__Instructions to follow__.
Transcribe each record exactly. Include every one.

__Data provided__.
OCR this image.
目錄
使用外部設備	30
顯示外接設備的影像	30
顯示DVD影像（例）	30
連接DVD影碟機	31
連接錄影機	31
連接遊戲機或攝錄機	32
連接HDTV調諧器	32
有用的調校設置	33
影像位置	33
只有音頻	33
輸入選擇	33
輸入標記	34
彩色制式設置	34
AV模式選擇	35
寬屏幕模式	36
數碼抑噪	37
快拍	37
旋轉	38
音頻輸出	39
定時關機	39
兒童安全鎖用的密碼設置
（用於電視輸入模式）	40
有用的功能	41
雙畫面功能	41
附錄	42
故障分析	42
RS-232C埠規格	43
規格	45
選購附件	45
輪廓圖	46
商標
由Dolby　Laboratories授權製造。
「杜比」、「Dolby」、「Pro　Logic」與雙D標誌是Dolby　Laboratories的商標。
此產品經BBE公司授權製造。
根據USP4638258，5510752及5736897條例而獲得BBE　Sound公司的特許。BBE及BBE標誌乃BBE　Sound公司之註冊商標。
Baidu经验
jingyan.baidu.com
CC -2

__Answer__.
OCR this image.
目錄
使用外部設備	30
顯示外接設備的影像	30
顯示DVD影像（例）	30
連接DVD影碟機	31
連接錄影機	31
連接遊戲機或攝錄機	32
連接HDTV調諧器	32
有用的調校設置	33
影像位置	33
只有音頻	33
輸入選擇	33
輸入標記	34
彩色制式設置	34
AV模式選擇	35
寬屏幕模式	36
數碼抑噪	37
快拍	37
旋轉	38
音頻輸出	39
定時關機	39
兒童安全鎖用的密碼設置
（用於電視輸入模式）	40
有用的功能	41
雙畫面功能	41
附錄	42
故障分析	42
RS-232C埠規格	43
規格	45
選購附件	45
輪廓圖	46
商標
由Dolby　Laboratories授權製造。
「杜比」、「Dolby」、「Pro　Logic」與雙D標誌是Dolby　Laboratories的商標。
此產品經BBE公司授權製造。
根據USP4638258，5510752及5736897條例而獲得BBE　Sound公司的特許。BBE及BBE標誌乃BBE　Sound公司之註冊商標。
Baidu经验
jingyan.baidu.com
CC -2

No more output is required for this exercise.